> **EXERCISE AIM**
Can all of these lines be returned exactly?

★ ★ ★ ★

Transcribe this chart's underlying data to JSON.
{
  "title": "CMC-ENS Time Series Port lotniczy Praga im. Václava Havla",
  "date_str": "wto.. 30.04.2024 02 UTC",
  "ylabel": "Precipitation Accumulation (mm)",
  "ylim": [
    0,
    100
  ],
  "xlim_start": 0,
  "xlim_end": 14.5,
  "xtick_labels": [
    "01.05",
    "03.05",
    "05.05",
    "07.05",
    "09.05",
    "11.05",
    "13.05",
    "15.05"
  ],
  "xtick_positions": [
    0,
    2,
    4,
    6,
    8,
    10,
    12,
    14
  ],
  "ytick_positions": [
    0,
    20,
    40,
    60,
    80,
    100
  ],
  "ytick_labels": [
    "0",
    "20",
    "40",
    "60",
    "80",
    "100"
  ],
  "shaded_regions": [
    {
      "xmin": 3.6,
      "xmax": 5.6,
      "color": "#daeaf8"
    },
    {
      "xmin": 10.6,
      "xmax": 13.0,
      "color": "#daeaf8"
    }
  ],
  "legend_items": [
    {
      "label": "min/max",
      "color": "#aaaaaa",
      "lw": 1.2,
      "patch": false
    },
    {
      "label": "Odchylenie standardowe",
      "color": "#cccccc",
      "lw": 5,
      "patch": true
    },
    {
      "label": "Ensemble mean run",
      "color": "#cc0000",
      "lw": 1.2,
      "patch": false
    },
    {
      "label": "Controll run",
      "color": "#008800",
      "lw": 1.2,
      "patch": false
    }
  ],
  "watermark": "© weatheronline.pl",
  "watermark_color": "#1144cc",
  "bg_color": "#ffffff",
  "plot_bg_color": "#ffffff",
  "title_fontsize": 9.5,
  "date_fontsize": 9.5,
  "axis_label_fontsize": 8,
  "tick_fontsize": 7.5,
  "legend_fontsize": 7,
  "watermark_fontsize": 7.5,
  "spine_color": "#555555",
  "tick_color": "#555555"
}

★ ★ ★ ★

> **FULL SOLUTION**
Transcribe this chart's underlying data to JSON.
{
  "title": "CMC-ENS Time Series Port lotniczy Praga im. Václava Havla",
  "date_str": "wto.. 30.04.2024 02 UTC",
  "ylabel": "Precipitation Accumulation (mm)",
  "ylim": [
    0,
    100
  ],
  "xlim_start": 0,
  "xlim_end": 14.5,
  "xtick_labels": [
    "01.05",
    "03.05",
    "05.05",
    "07.05",
    "09.05",
    "11.05",
    "13.05",
    "15.05"
  ],
  "xtick_positions": [
    0,
    2,
    4,
    6,
    8,
    10,
    12,
    14
  ],
  "ytick_positions": [
    0,
    20,
    40,
    60,
    80,
    100
  ],
  "ytick_labels": [
    "0",
    "20",
    "40",
    "60",
    "80",
    "100"
  ],
  "shaded_regions": [
    {
      "xmin": 3.6,
      "xmax": 5.6,
      "color": "#daeaf8"
    },
    {
      "xmin": 10.6,
      "xmax": 13.0,
      "color": "#daeaf8"
    }
  ],
  "legend_items": [
    {
      "label": "min/max",
      "color": "#aaaaaa",
      "lw": 1.2,
      "patch": false
    },
    {
      "label": "Odchylenie standardowe",
      "color": "#cccccc",
      "lw": 5,
      "patch": true
    },
    {
      "label": "Ensemble mean run",
      "color": "#cc0000",
      "lw": 1.2,
      "patch": false
    },
    {
      "label": "Controll run",
      "color": "#008800",
      "lw": 1.2,
      "patch": false
    }
  ],
  "watermark": "© weatheronline.pl",
  "watermark_color": "#1144cc",
  "bg_color": "#ffffff",
  "plot_bg_color": "#ffffff",
  "title_fontsize": 9.5,
  "date_fontsize": 9.5,
  "axis_label_fontsize": 8,
  "tick_fontsize": 7.5,
  "legend_fontsize": 7,
  "watermark_fontsize": 7.5,
  "spine_color": "#555555",
  "tick_color": "#555555"
}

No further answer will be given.